BEGIN Listed entries

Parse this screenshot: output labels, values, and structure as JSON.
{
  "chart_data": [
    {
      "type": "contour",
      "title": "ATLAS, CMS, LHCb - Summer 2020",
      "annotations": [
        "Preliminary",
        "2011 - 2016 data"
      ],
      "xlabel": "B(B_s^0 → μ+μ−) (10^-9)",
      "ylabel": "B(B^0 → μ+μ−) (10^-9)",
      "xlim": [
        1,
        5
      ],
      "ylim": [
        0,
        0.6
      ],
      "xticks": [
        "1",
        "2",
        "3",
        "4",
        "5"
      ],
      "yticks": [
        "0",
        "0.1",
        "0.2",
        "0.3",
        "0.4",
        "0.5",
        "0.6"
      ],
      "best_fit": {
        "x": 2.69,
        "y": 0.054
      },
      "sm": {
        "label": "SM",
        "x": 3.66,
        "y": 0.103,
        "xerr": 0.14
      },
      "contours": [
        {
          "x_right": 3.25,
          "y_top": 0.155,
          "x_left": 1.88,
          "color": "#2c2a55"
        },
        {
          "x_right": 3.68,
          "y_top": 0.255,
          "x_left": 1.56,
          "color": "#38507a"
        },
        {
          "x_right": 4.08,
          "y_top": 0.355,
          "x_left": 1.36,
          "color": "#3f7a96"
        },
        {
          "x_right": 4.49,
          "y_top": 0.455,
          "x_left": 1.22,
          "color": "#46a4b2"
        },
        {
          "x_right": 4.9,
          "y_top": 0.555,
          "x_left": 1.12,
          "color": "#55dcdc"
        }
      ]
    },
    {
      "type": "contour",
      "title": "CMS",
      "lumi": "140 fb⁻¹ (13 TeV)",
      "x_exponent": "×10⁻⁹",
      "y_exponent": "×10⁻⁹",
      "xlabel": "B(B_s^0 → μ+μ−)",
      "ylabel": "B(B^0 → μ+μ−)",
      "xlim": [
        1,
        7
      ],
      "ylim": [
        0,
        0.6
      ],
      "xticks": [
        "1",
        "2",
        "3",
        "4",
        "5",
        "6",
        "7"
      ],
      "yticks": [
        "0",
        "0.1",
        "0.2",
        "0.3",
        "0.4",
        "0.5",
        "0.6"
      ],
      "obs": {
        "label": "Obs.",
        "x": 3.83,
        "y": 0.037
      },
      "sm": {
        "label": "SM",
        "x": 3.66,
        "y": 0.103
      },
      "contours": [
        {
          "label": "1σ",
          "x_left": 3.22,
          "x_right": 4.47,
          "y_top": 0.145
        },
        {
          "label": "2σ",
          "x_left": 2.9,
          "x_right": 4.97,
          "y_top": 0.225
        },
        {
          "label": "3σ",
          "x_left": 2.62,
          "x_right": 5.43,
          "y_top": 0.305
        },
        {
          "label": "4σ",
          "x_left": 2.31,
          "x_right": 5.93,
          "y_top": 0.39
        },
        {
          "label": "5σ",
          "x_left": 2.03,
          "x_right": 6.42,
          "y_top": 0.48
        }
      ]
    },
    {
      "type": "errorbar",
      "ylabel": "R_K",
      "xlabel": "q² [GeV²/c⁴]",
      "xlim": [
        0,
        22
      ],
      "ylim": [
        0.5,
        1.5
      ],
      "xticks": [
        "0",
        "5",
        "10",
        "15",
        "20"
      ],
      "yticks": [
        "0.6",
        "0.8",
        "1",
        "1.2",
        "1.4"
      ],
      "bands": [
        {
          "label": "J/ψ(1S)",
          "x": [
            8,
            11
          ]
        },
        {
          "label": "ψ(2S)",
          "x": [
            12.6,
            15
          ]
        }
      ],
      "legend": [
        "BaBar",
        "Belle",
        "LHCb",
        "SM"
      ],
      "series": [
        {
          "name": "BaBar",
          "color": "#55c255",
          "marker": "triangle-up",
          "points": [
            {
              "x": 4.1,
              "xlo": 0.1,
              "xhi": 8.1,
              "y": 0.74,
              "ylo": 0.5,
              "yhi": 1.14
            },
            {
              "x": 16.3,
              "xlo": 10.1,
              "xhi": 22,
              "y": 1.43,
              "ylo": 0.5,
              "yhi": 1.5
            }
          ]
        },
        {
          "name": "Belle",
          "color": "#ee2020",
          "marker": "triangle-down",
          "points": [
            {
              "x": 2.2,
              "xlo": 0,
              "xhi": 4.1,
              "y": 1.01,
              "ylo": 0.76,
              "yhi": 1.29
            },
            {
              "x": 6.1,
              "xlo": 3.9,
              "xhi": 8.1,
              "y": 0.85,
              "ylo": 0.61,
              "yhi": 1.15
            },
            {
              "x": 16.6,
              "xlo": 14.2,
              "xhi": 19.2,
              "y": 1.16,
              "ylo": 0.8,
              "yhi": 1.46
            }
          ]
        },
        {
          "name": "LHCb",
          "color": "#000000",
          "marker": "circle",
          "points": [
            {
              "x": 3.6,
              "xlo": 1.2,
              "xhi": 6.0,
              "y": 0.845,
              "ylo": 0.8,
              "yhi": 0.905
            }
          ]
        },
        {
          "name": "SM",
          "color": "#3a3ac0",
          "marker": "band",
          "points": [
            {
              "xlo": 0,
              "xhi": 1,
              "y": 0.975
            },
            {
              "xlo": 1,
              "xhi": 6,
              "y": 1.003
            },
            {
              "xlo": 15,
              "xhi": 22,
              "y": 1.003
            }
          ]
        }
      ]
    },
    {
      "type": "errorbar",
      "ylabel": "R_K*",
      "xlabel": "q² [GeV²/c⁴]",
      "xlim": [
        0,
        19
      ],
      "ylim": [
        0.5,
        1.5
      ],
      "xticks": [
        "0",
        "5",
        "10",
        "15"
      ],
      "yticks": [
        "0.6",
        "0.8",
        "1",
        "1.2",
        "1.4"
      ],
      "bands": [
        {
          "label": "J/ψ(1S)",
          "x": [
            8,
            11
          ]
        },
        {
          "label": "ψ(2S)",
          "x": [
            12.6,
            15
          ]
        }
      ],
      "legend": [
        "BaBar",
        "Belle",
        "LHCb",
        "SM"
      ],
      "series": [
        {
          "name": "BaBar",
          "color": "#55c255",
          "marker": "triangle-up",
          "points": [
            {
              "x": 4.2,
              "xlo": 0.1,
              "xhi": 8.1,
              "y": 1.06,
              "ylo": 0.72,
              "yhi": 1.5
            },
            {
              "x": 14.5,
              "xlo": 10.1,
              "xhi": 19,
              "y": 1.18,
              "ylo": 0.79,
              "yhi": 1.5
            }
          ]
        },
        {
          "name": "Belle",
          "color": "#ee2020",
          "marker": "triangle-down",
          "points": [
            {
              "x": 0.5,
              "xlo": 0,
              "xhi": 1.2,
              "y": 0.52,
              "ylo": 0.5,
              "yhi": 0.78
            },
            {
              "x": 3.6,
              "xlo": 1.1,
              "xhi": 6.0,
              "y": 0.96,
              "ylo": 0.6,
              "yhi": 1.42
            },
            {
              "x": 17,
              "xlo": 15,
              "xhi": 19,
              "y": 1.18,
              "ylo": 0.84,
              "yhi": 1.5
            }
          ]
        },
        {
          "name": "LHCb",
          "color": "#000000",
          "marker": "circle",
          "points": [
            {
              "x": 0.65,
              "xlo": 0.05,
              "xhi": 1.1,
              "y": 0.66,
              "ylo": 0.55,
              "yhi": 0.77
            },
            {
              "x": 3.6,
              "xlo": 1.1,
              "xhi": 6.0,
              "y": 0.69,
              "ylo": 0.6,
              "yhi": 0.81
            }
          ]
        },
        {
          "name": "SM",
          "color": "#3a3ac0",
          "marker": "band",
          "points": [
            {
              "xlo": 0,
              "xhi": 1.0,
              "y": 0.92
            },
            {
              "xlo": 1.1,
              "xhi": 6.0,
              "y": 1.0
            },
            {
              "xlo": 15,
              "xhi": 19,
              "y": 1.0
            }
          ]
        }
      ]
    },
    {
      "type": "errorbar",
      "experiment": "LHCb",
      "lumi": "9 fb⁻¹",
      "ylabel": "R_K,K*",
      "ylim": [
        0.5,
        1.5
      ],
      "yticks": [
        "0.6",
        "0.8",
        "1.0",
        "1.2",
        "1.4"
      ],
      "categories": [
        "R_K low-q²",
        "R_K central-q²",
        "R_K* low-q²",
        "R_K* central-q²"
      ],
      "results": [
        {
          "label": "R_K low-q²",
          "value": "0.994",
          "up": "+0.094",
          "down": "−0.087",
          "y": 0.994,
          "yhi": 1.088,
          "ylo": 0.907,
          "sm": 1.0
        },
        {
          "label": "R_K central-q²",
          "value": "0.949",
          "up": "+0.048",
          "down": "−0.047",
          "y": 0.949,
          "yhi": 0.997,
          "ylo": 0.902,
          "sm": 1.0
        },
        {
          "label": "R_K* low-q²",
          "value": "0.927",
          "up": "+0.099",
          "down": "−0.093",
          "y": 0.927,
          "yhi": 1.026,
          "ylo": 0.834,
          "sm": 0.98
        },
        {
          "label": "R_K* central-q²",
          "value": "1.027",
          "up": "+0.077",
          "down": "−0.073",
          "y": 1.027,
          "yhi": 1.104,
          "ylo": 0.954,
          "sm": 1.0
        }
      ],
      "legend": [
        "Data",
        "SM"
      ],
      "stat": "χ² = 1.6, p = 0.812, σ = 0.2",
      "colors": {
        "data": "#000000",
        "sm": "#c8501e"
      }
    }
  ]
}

END Listed entries
BEGIN Listed entries

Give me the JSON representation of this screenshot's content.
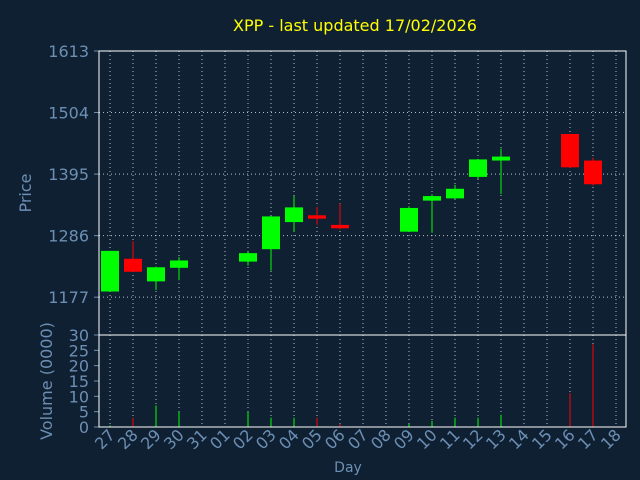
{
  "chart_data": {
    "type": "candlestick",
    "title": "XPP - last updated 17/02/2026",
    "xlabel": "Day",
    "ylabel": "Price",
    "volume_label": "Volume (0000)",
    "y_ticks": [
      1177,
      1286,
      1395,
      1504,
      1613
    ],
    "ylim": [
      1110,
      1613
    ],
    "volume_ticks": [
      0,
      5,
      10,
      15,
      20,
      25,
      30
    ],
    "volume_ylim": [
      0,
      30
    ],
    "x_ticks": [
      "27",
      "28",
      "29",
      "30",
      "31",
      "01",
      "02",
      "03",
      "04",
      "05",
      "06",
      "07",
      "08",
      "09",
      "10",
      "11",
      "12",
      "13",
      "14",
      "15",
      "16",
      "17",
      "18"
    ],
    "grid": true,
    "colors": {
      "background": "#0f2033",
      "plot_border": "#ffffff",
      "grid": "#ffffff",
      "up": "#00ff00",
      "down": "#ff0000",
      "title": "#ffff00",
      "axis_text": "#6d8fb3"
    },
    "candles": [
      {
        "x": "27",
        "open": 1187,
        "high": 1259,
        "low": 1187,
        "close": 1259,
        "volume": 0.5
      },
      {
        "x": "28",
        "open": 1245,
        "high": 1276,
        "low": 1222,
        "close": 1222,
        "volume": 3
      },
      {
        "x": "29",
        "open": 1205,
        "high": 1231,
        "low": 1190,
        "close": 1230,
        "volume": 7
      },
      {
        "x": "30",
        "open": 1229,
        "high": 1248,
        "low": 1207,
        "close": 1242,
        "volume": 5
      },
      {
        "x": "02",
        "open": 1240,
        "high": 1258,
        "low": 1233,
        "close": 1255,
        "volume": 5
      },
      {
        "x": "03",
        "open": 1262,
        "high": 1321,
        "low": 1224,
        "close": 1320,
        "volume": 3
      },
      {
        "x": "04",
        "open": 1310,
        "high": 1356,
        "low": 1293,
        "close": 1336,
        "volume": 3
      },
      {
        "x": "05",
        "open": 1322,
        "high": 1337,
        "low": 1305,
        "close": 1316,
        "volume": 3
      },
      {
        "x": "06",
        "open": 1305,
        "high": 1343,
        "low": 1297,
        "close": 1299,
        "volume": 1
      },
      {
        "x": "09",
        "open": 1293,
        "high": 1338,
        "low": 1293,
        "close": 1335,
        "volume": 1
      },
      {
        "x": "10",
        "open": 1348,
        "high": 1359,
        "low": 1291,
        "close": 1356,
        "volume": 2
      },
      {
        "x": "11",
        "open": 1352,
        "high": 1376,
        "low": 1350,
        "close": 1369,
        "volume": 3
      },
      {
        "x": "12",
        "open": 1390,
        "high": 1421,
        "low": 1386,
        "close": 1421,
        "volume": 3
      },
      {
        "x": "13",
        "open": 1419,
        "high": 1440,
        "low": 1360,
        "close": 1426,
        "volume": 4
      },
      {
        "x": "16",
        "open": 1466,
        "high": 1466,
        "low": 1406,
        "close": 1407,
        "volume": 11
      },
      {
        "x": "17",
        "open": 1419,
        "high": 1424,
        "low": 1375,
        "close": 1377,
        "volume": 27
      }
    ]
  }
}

END Listed entries

• _Exercise goal_
Among the lines above, count those containing the word "xlabel" and give nothing but the result.

• _Response for this exercise_
5